* **EXERCISE TASK**
Report, as a bare number, how many lines of the material below contain the word "length".

* **INFORMATION PROVIDED**
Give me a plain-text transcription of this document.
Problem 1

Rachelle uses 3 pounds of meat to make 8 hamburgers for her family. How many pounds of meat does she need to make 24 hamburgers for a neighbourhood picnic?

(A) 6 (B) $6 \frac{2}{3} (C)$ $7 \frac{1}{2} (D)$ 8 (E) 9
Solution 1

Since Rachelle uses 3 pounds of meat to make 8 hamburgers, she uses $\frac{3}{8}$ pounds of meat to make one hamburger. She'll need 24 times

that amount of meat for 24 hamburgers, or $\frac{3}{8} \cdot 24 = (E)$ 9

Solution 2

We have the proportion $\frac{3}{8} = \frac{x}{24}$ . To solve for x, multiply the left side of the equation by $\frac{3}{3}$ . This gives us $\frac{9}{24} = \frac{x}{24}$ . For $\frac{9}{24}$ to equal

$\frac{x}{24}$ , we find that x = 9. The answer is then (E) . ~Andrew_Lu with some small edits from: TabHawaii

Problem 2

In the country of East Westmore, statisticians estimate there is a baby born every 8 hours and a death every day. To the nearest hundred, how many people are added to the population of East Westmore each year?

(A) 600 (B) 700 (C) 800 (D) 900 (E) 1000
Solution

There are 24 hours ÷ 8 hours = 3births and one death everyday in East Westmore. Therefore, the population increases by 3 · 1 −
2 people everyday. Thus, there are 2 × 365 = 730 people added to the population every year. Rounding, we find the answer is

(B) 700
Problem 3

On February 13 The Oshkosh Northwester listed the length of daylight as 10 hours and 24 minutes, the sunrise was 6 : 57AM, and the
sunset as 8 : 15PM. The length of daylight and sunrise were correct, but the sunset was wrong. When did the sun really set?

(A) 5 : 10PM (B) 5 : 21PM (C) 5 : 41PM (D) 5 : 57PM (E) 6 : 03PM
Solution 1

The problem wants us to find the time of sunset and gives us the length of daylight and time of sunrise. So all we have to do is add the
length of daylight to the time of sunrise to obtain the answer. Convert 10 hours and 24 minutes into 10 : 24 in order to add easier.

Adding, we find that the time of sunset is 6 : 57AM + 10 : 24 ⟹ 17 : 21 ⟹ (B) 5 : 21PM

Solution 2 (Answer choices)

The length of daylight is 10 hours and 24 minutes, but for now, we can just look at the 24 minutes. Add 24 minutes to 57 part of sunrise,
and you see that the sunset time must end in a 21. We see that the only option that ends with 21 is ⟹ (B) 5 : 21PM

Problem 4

* **TASK ANSWER**
5